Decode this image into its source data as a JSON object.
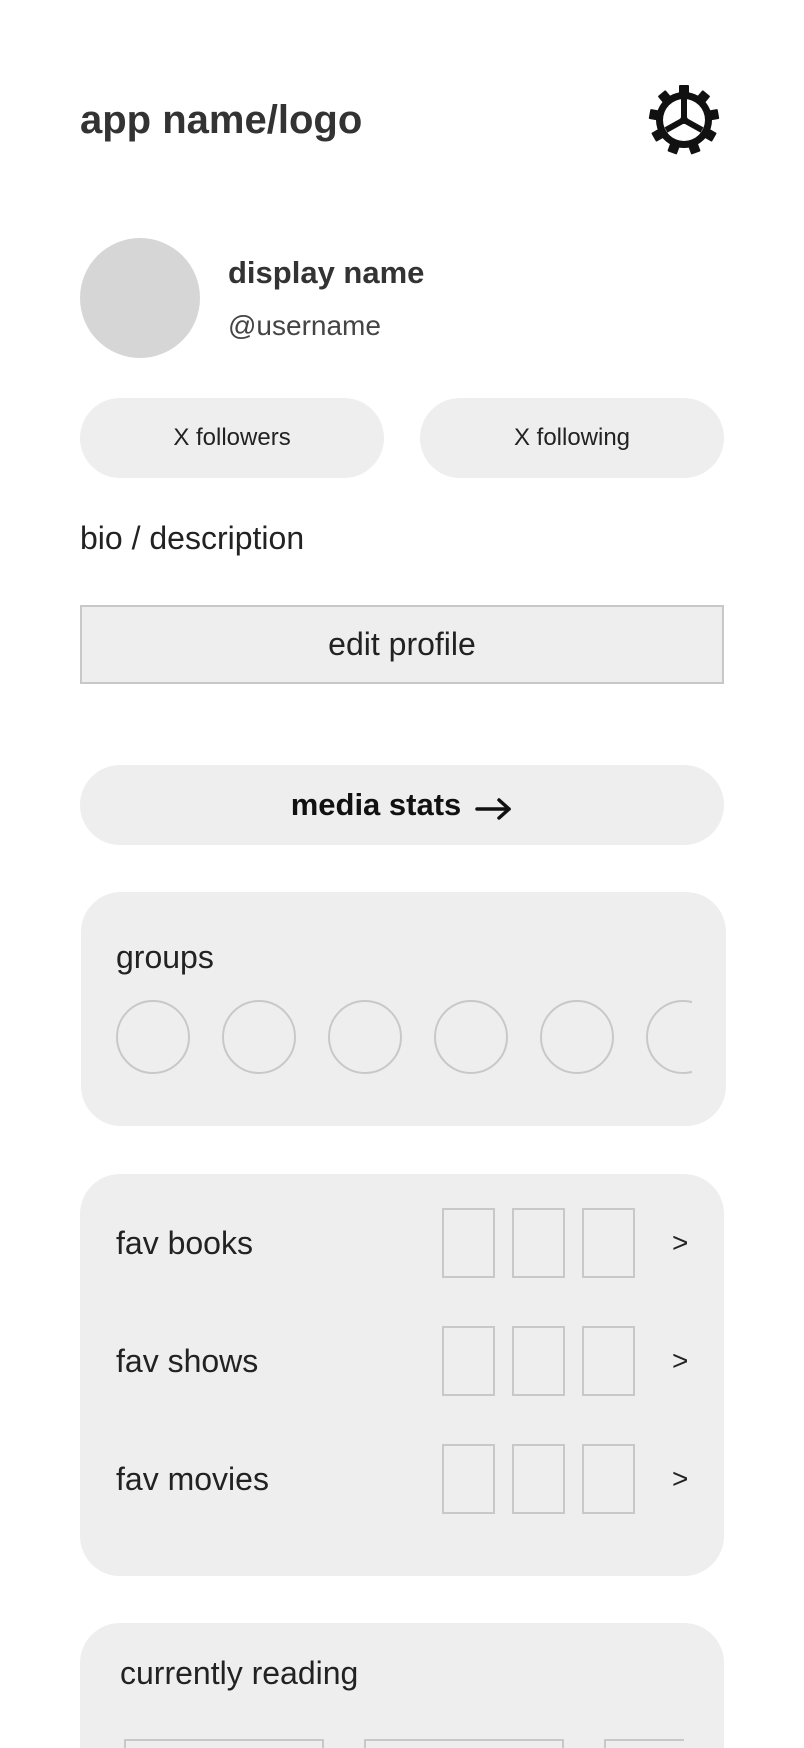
{
  "header": {
    "title": "app name/logo",
    "settings_icon": "gear-icon"
  },
  "profile": {
    "display_name": "display name",
    "username": "@username",
    "followers_label": "X followers",
    "following_label": "X following",
    "bio": "bio / description",
    "edit_label": "edit profile"
  },
  "media_stats": {
    "label": "media stats",
    "icon": "arrow-right-icon"
  },
  "groups": {
    "title": "groups",
    "visible_count": 6
  },
  "favorites": {
    "rows": [
      {
        "label": "fav books",
        "chevron": ">"
      },
      {
        "label": "fav shows",
        "chevron": ">"
      },
      {
        "label": "fav movies",
        "chevron": ">"
      }
    ]
  },
  "currently_reading": {
    "title": "currently reading"
  },
  "colors": {
    "card_bg": "#eeeeee",
    "avatar": "#d6d6d6",
    "placeholder_border": "#c8c8c8",
    "heading_text": "#333333"
  }
}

▶ [PROBLEM REQUIREMENTS]:
Pictures in the records should not appear in your copy, but everything else must be transcribed exactly.

▶ [THE ANSWER]:
Decode this image into its source data as a JSON object.
{
  "header": {
    "title": "app name/logo",
    "settings_icon": "gear-icon"
  },
  "profile": {
    "display_name": "display name",
    "username": "@username",
    "followers_label": "X followers",
    "following_label": "X following",
    "bio": "bio / description",
    "edit_label": "edit profile"
  },
  "media_stats": {
    "label": "media stats",
    "icon": "arrow-right-icon"
  },
  "groups": {
    "title": "groups",
    "visible_count": 6
  },
  "favorites": {
    "rows": [
      {
        "label": "fav books",
        "chevron": ">"
      },
      {
        "label": "fav shows",
        "chevron": ">"
      },
      {
        "label": "fav movies",
        "chevron": ">"
      }
    ]
  },
  "currently_reading": {
    "title": "currently reading"
  },
  "colors": {
    "card_bg": "#eeeeee",
    "avatar": "#d6d6d6",
    "placeholder_border": "#c8c8c8",
    "heading_text": "#333333"
  }
}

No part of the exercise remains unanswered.